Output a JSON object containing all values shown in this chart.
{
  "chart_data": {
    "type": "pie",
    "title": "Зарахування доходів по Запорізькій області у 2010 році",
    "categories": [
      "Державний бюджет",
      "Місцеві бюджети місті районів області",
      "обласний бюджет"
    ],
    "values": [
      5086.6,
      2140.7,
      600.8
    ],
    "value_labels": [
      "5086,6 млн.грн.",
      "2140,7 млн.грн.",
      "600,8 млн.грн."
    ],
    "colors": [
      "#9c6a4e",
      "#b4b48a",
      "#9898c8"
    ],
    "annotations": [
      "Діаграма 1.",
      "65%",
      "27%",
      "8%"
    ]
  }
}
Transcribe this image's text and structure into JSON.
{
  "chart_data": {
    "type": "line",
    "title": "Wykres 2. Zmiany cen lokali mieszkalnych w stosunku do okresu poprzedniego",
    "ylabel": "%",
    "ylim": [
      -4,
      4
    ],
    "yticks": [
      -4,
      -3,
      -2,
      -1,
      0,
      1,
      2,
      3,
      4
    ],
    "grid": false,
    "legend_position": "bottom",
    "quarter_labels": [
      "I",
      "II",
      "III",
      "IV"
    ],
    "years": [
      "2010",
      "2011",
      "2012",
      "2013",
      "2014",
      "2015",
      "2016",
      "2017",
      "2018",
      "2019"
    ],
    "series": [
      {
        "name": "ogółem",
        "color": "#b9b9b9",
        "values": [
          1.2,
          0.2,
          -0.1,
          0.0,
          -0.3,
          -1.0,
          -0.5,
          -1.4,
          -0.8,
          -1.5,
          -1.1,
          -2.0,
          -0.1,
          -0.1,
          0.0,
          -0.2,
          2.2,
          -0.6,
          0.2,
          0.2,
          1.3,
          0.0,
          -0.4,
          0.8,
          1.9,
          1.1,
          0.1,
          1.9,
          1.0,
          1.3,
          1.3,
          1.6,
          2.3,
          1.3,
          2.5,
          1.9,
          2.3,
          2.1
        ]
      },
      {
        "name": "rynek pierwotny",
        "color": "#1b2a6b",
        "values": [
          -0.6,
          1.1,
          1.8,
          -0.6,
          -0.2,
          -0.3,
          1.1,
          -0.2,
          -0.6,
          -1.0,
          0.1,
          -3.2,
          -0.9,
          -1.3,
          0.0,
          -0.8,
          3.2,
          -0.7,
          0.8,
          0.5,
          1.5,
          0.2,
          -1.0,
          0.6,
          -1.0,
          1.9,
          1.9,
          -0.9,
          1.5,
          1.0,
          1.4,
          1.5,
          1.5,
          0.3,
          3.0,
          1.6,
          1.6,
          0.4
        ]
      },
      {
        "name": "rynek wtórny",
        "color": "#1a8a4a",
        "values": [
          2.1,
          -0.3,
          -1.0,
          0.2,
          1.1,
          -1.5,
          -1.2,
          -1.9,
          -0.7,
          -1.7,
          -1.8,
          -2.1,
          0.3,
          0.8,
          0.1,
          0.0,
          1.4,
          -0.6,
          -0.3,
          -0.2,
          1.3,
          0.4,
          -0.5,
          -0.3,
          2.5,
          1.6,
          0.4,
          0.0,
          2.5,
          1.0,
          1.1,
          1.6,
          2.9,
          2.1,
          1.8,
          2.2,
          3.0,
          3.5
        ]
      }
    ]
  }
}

→ TASK OBJECTIVE
Transcribe the material exactly as it reads.

→ REPLY
Output a JSON object containing all values shown in this chart.
{
  "chart_data": {
    "type": "pie",
    "title": "Зарахування доходів по Запорізькій області у 2010 році",
    "categories": [
      "Державний бюджет",
      "Місцеві бюджети місті районів області",
      "обласний бюджет"
    ],
    "values": [
      5086.6,
      2140.7,
      600.8
    ],
    "value_labels": [
      "5086,6 млн.грн.",
      "2140,7 млн.грн.",
      "600,8 млн.грн."
    ],
    "colors": [
      "#9c6a4e",
      "#b4b48a",
      "#9898c8"
    ],
    "annotations": [
      "Діаграма 1.",
      "65%",
      "27%",
      "8%"
    ]
  }
}
Transcribe this image's text and structure into JSON.
{
  "chart_data": {
    "type": "line",
    "title": "Wykres 2. Zmiany cen lokali mieszkalnych w stosunku do okresu poprzedniego",
    "ylabel": "%",
    "ylim": [
      -4,
      4
    ],
    "yticks": [
      -4,
      -3,
      -2,
      -1,
      0,
      1,
      2,
      3,
      4
    ],
    "grid": false,
    "legend_position": "bottom",
    "quarter_labels": [
      "I",
      "II",
      "III",
      "IV"
    ],
    "years": [
      "2010",
      "2011",
      "2012",
      "2013",
      "2014",
      "2015",
      "2016",
      "2017",
      "2018",
      "2019"
    ],
    "series": [
      {
        "name": "ogółem",
        "color": "#b9b9b9",
        "values": [
          1.2,
          0.2,
          -0.1,
          0.0,
          -0.3,
          -1.0,
          -0.5,
          -1.4,
          -0.8,
          -1.5,
          -1.1,
          -2.0,
          -0.1,
          -0.1,
          0.0,
          -0.2,
          2.2,
          -0.6,
          0.2,
          0.2,
          1.3,
          0.0,
          -0.4,
          0.8,
          1.9,
          1.1,
          0.1,
          1.9,
          1.0,
          1.3,
          1.3,
          1.6,
          2.3,
          1.3,
          2.5,
          1.9,
          2.3,
          2.1
        ]
      },
      {
        "name": "rynek pierwotny",
        "color": "#1b2a6b",
        "values": [
          -0.6,
          1.1,
          1.8,
          -0.6,
          -0.2,
          -0.3,
          1.1,
          -0.2,
          -0.6,
          -1.0,
          0.1,
          -3.2,
          -0.9,
          -1.3,
          0.0,
          -0.8,
          3.2,
          -0.7,
          0.8,
          0.5,
          1.5,
          0.2,
          -1.0,
          0.6,
          -1.0,
          1.9,
          1.9,
          -0.9,
          1.5,
          1.0,
          1.4,
          1.5,
          1.5,
          0.3,
          3.0,
          1.6,
          1.6,
          0.4
        ]
      },
      {
        "name": "rynek wtórny",
        "color": "#1a8a4a",
        "values": [
          2.1,
          -0.3,
          -1.0,
          0.2,
          1.1,
          -1.5,
          -1.2,
          -1.9,
          -0.7,
          -1.7,
          -1.8,
          -2.1,
          0.3,
          0.8,
          0.1,
          0.0,
          1.4,
          -0.6,
          -0.3,
          -0.2,
          1.3,
          0.4,
          -0.5,
          -0.3,
          2.5,
          1.6,
          0.4,
          0.0,
          2.5,
          1.0,
          1.1,
          1.6,
          2.9,
          2.1,
          1.8,
          2.2,
          3.0,
          3.5
        ]
      }
    ]
  }
}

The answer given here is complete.